WRITTEN EXERCISE: Copy the records that follow exactly as written, but not their pictures.

SUPPLIED MATERIAL:
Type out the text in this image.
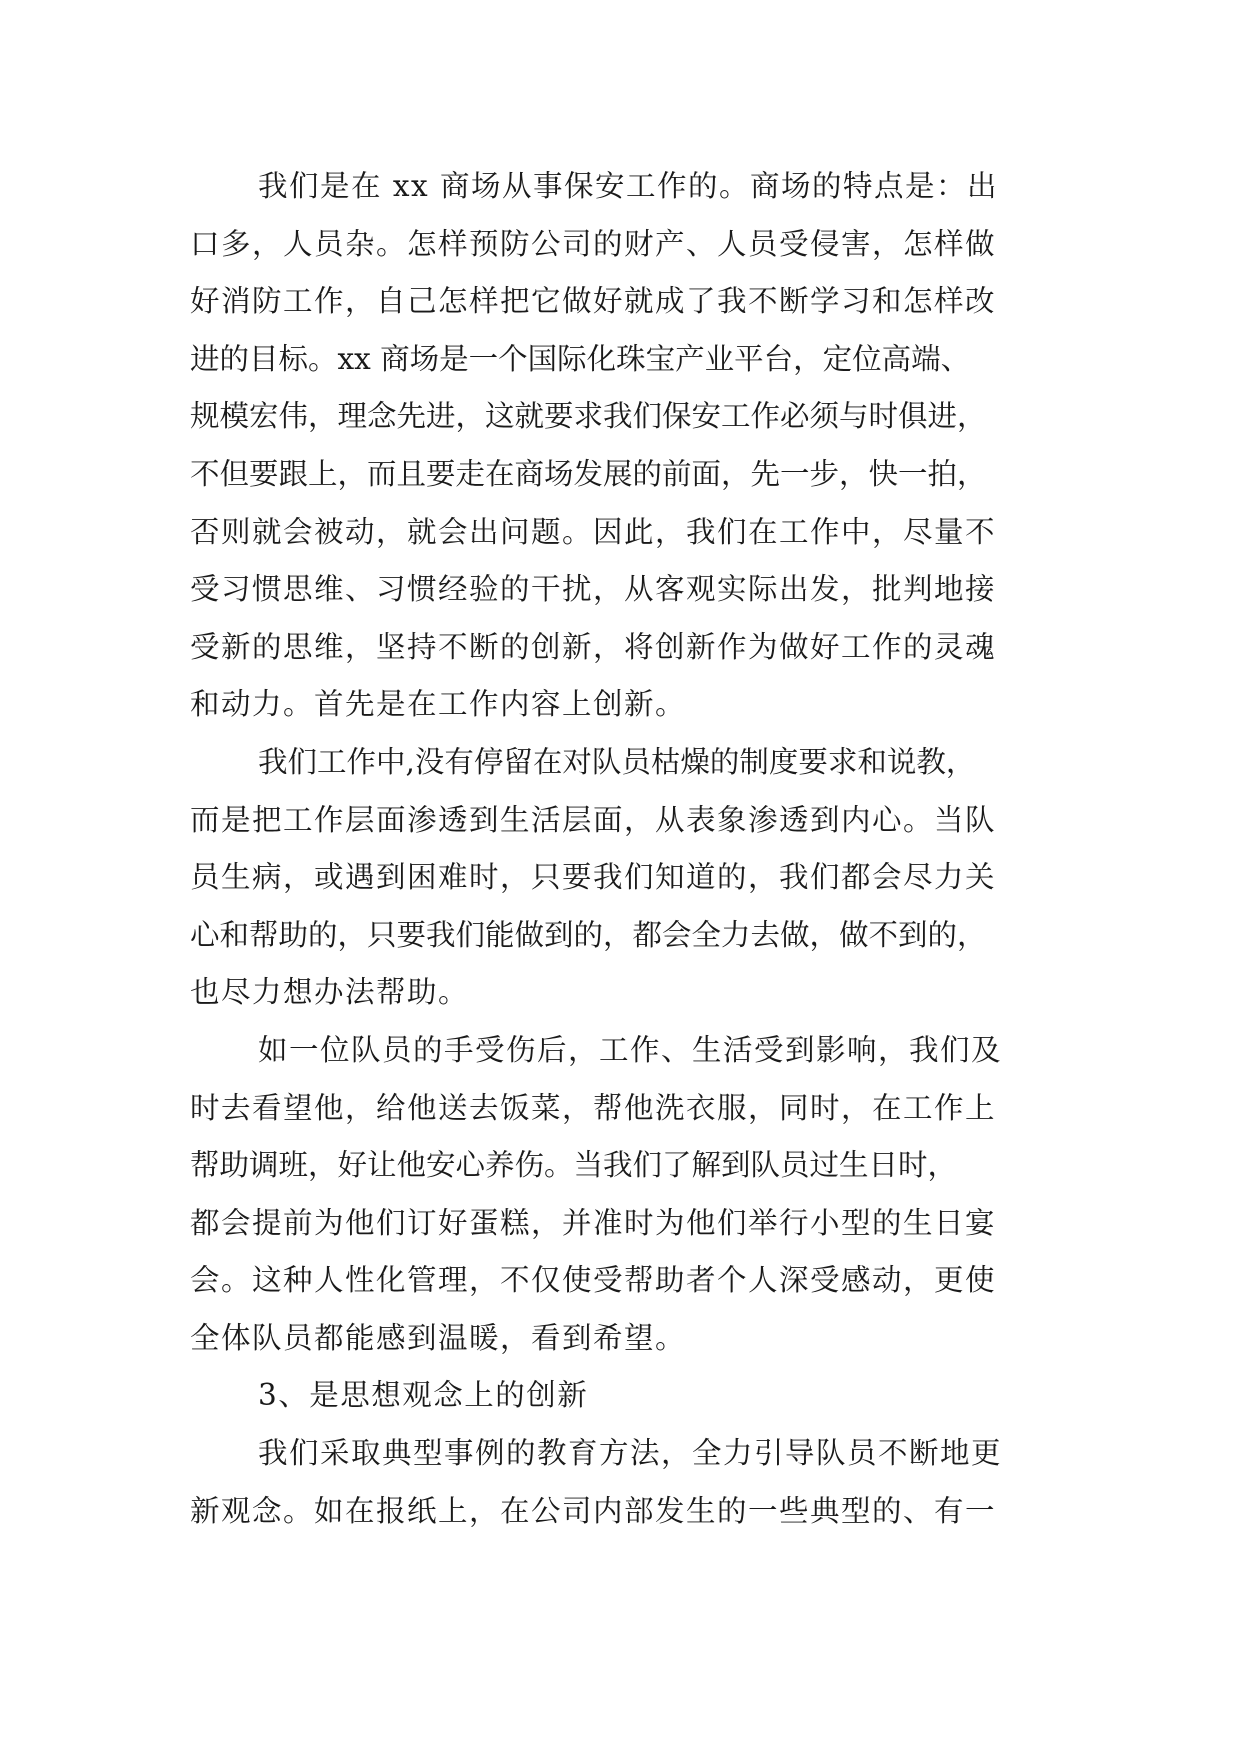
我们是在 xx 商场从事保安工作的。商场的特点是：出
口多，人员杂。怎样预防公司的财产、人员受侵害，怎样做
好消防工作，自己怎样把它做好就成了我不断学习和怎样改
进的目标。xx 商场是一个国际化珠宝产业平台，定位高端、
规模宏伟，理念先进，这就要求我们保安工作必须与时俱进，
不但要跟上，而且要走在商场发展的前面，先一步，快一拍，
否则就会被动，就会出问题。因此，我们在工作中，尽量不
受习惯思维、习惯经验的干扰，从客观实际出发，批判地接
受新的思维，坚持不断的创新，将创新作为做好工作的灵魂
和动力。首先是在工作内容上创新。
我们工作中,没有停留在对队员枯燥的制度要求和说教，
而是把工作层面渗透到生活层面，从表象渗透到内心。当队
员生病，或遇到困难时，只要我们知道的，我们都会尽力关
心和帮助的，只要我们能做到的，都会全力去做，做不到的，
也尽力想办法帮助。
如一位队员的手受伤后，工作、生活受到影响，我们及
时去看望他，给他送去饭菜，帮他洗衣服，同时，在工作上
帮助调班，好让他安心养伤。当我们了解到队员过生日时，
都会提前为他们订好蛋糕，并准时为他们举行小型的生日宴
会。这种人性化管理，不仅使受帮助者个人深受感动，更使
全体队员都能感到温暖，看到希望。
3、是思想观念上的创新
我们采取典型事例的教育方法，全力引导队员不断地更
新观念。如在报纸上，在公司内部发生的一些典型的、有一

WRITTEN REPLY:
Type out the text in this image.
我们是在 xx 商场从事保安工作的。商场的特点是：出
口多，人员杂。怎样预防公司的财产、人员受侵害，怎样做
好消防工作，自己怎样把它做好就成了我不断学习和怎样改
进的目标。xx 商场是一个国际化珠宝产业平台，定位高端、
规模宏伟，理念先进，这就要求我们保安工作必须与时俱进，
不但要跟上，而且要走在商场发展的前面，先一步，快一拍，
否则就会被动，就会出问题。因此，我们在工作中，尽量不
受习惯思维、习惯经验的干扰，从客观实际出发，批判地接
受新的思维，坚持不断的创新，将创新作为做好工作的灵魂
和动力。首先是在工作内容上创新。
我们工作中,没有停留在对队员枯燥的制度要求和说教，
而是把工作层面渗透到生活层面，从表象渗透到内心。当队
员生病，或遇到困难时，只要我们知道的，我们都会尽力关
心和帮助的，只要我们能做到的，都会全力去做，做不到的，
也尽力想办法帮助。
如一位队员的手受伤后，工作、生活受到影响，我们及
时去看望他，给他送去饭菜，帮他洗衣服，同时，在工作上
帮助调班，好让他安心养伤。当我们了解到队员过生日时，
都会提前为他们订好蛋糕，并准时为他们举行小型的生日宴
会。这种人性化管理，不仅使受帮助者个人深受感动，更使
全体队员都能感到温暖，看到希望。
3、是思想观念上的创新
我们采取典型事例的教育方法，全力引导队员不断地更
新观念。如在报纸上，在公司内部发生的一些典型的、有一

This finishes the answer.